The problem: Leave out the pictures, then reproduce the rest of the material exactly.

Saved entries
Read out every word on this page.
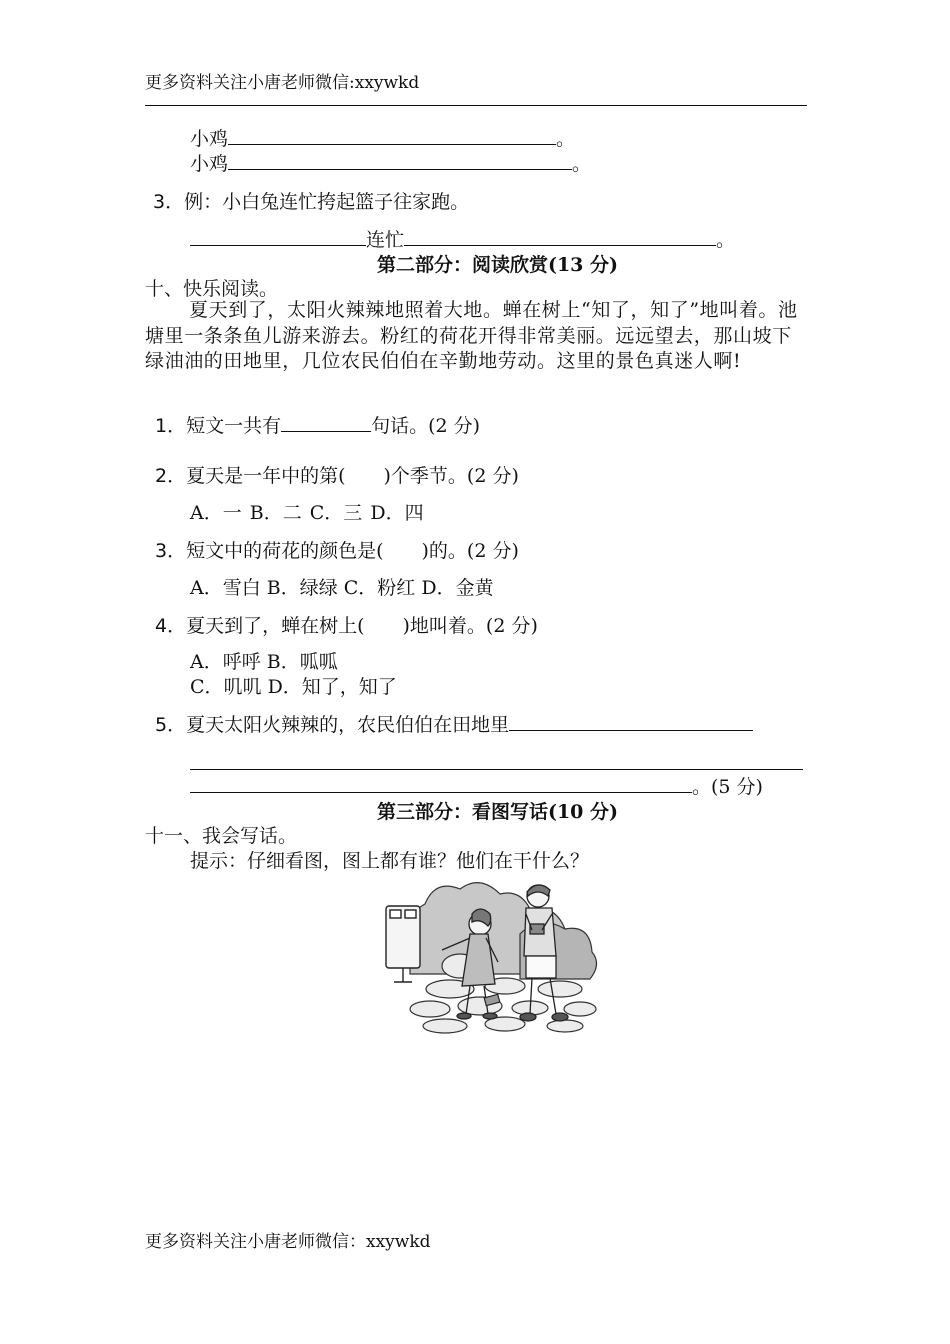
更多资料关注小唐老师微信:xxywkd
小鸡	。
小鸡	。
3．例：小白兔连忙挎起篮子往家跑。
连忙	。
第二部分：阅读欣赏(13 分)
十、快乐阅读。
夏天到了，太阳火辣辣地照着大地。蝉在树上“知了，知了”地叫着。池塘里一条条鱼儿游来游去。粉红的荷花开得非常美丽。远远望去，那山坡下绿油油的田地里，几位农民伯伯在辛勤地劳动。这里的景色真迷人啊!
1．短文一共有	句话。(2 分)
2．夏天是一年中的第(　　)个季节。(2 分)
A．一 B．二 C．三 D．四
3．短文中的荷花的颜色是(　　)的。(2 分)
A．雪白 B．绿绿 C．粉红 D．金黄
4．夏天到了，蝉在树上(　　)地叫着。(2 分)
A．呼呼 B．呱呱
C．叽叽 D．知了，知了
5．夏天太阳火辣辣的，农民伯伯在田地里
。(5 分)
第三部分：看图写话(10 分)
十一、我会写话。
提示：仔细看图，图上都有谁？他们在干什么？
更多资料关注小唐老师微信：xxywkd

Task response:
Read out every word on this page.
更多资料关注小唐老师微信:xxywkd
小鸡	。
小鸡	。
3．例：小白兔连忙挎起篮子往家跑。
连忙	。
第二部分：阅读欣赏(13 分)
十、快乐阅读。
夏天到了，太阳火辣辣地照着大地。蝉在树上“知了，知了”地叫着。池塘里一条条鱼儿游来游去。粉红的荷花开得非常美丽。远远望去，那山坡下绿油油的田地里，几位农民伯伯在辛勤地劳动。这里的景色真迷人啊!
1．短文一共有	句话。(2 分)
2．夏天是一年中的第(　　)个季节。(2 分)
A．一 B．二 C．三 D．四
3．短文中的荷花的颜色是(　　)的。(2 分)
A．雪白 B．绿绿 C．粉红 D．金黄
4．夏天到了，蝉在树上(　　)地叫着。(2 分)
A．呼呼 B．呱呱
C．叽叽 D．知了，知了
5．夏天太阳火辣辣的，农民伯伯在田地里
。(5 分)
第三部分：看图写话(10 分)
十一、我会写话。
提示：仔细看图，图上都有谁？他们在干什么？
更多资料关注小唐老师微信：xxywkd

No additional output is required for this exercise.